*Exercise goal*: From the entries that follow, pick out all lines holding "patrol".

:: Stored rows ::

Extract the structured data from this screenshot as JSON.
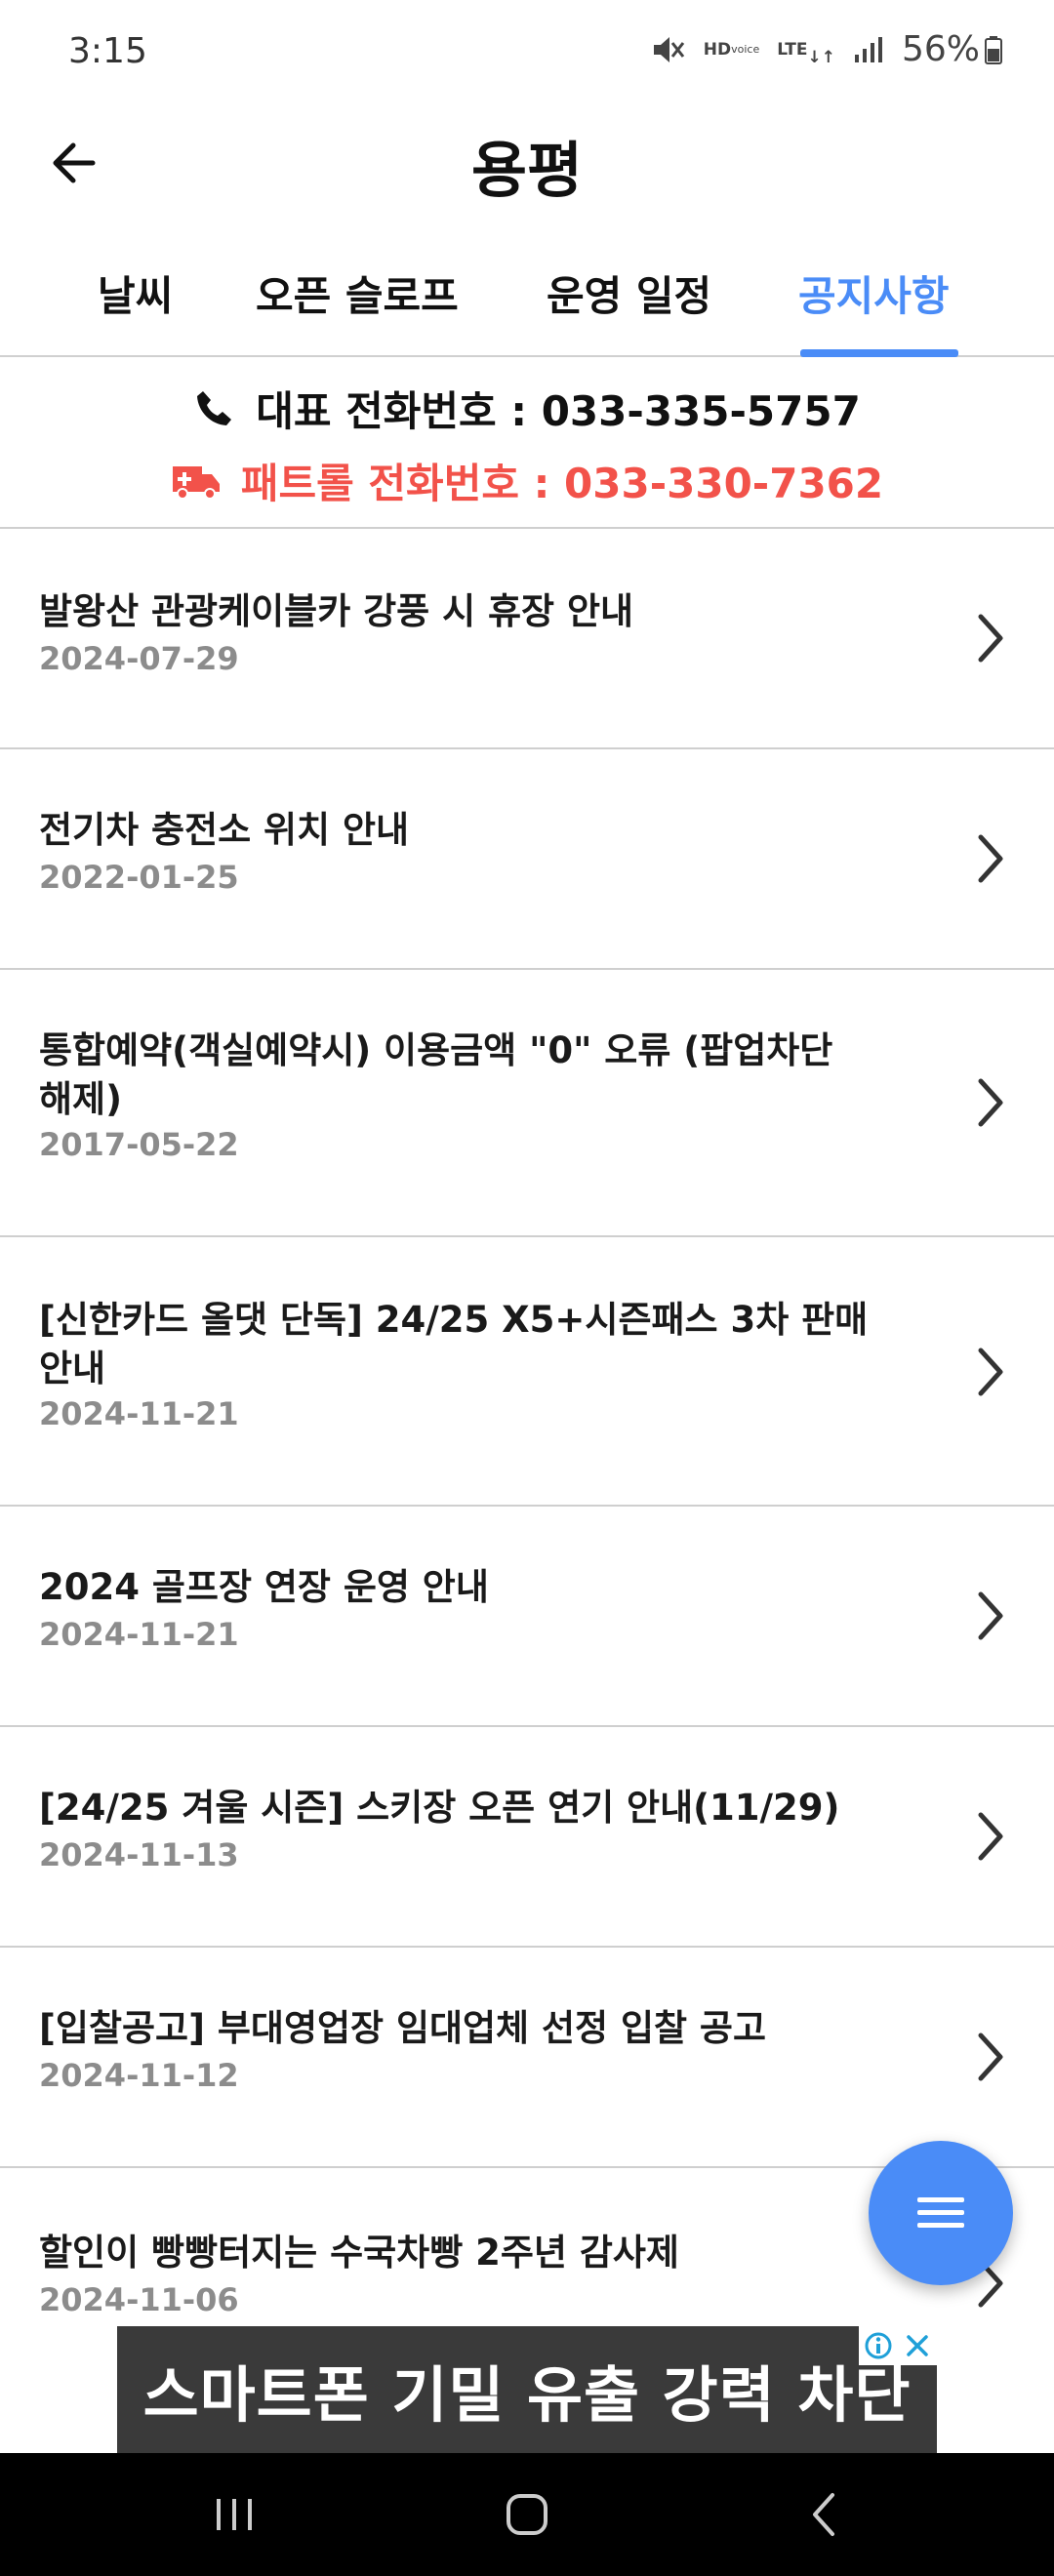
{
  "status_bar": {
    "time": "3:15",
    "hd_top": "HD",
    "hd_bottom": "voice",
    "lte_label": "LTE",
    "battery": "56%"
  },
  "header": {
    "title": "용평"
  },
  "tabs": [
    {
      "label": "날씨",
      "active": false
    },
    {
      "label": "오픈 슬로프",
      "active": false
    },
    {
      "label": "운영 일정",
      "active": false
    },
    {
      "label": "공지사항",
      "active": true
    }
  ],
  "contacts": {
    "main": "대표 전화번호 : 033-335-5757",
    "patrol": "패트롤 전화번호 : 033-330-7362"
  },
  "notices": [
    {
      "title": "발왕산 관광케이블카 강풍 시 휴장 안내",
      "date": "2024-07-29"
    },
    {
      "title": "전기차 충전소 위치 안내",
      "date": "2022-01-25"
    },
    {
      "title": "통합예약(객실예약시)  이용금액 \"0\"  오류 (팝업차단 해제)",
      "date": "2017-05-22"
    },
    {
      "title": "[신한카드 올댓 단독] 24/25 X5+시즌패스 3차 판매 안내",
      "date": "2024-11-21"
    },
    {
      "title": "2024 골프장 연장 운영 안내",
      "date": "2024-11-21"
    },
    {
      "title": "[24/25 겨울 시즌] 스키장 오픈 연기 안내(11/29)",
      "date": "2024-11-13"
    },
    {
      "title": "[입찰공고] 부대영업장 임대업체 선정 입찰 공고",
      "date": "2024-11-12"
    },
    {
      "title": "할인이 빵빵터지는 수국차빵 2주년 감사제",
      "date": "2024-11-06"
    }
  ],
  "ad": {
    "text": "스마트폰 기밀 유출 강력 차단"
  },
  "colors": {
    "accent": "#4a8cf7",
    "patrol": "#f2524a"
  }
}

:::

*Answer below*:
    "patrol": "패트롤 전화번호 : 033-330-7362"
    "patrol": "#f2524a"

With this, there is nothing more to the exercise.